**** Data for this exercise ****
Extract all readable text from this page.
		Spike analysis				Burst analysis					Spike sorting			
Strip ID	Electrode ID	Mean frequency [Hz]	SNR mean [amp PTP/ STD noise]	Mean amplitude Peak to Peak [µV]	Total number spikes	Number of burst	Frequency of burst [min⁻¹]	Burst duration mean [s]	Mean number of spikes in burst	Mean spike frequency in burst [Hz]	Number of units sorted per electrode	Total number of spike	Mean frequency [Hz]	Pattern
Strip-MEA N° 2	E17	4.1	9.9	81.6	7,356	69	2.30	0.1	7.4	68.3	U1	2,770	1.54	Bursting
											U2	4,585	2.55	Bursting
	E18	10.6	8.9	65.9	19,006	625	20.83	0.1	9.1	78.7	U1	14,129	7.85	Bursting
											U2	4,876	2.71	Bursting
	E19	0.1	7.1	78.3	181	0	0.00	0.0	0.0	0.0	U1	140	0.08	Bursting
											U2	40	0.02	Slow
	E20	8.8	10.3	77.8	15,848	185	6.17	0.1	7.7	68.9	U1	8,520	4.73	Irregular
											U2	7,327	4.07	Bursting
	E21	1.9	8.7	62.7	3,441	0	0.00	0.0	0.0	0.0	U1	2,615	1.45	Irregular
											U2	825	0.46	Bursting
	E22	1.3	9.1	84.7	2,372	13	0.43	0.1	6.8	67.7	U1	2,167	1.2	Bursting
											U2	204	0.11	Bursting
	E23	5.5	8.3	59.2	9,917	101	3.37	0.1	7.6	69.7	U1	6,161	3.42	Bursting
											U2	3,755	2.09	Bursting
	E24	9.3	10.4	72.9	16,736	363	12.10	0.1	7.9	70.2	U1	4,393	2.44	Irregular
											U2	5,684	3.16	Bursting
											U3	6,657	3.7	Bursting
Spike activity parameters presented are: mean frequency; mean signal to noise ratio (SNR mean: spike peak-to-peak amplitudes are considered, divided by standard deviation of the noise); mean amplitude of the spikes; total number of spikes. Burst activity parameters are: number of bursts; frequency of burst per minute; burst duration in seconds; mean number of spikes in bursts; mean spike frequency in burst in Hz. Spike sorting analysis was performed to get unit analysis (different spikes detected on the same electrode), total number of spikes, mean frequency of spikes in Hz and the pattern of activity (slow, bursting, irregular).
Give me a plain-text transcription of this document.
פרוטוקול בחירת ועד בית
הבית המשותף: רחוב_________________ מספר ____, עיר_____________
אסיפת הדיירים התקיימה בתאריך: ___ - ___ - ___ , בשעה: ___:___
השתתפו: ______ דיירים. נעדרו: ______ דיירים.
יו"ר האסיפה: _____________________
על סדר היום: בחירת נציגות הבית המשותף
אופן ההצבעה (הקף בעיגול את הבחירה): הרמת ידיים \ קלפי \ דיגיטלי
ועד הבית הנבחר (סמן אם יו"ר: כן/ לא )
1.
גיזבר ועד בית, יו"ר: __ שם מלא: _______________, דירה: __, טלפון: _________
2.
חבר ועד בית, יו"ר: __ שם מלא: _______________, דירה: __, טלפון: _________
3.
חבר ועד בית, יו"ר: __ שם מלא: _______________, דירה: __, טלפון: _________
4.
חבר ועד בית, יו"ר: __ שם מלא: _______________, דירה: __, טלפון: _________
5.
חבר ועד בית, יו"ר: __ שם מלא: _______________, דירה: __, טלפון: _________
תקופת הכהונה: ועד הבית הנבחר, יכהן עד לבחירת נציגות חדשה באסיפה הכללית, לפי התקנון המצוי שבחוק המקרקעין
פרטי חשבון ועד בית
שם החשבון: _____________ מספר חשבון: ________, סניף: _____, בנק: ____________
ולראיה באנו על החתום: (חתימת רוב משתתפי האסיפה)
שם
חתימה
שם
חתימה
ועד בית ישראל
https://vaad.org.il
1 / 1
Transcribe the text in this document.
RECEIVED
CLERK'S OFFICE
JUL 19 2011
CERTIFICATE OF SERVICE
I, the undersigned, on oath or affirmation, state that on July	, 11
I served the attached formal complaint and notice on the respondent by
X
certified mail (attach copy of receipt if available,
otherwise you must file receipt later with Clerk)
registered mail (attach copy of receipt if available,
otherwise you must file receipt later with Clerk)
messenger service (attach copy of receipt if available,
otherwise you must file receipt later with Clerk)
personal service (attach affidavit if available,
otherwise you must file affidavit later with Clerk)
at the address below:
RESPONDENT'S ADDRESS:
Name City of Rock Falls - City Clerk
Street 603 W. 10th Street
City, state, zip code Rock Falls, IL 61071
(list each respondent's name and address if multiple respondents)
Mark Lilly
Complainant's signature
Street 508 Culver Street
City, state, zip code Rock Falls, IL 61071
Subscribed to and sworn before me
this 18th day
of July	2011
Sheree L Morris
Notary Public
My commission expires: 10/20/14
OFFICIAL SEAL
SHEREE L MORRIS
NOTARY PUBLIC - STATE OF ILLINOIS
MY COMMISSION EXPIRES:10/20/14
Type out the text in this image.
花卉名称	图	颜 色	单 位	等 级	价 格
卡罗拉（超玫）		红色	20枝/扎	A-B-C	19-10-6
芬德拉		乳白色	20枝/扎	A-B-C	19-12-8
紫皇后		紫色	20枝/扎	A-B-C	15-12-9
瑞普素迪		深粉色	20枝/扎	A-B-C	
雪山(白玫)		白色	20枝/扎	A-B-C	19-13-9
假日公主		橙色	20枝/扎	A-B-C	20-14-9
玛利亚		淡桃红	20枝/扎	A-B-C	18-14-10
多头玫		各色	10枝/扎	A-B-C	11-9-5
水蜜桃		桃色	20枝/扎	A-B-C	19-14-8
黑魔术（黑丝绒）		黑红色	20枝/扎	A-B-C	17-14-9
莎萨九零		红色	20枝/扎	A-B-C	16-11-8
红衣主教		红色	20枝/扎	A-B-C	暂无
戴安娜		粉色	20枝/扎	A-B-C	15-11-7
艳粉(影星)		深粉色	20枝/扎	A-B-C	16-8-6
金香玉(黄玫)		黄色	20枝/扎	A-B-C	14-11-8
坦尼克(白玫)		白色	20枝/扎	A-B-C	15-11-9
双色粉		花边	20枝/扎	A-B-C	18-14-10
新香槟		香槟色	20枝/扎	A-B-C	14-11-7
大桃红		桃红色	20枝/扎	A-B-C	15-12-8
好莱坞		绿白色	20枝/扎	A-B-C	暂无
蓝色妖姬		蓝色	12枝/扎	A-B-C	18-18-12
****
## Work required
State only the number of lines in these entries that contain "available".

## Right answer
4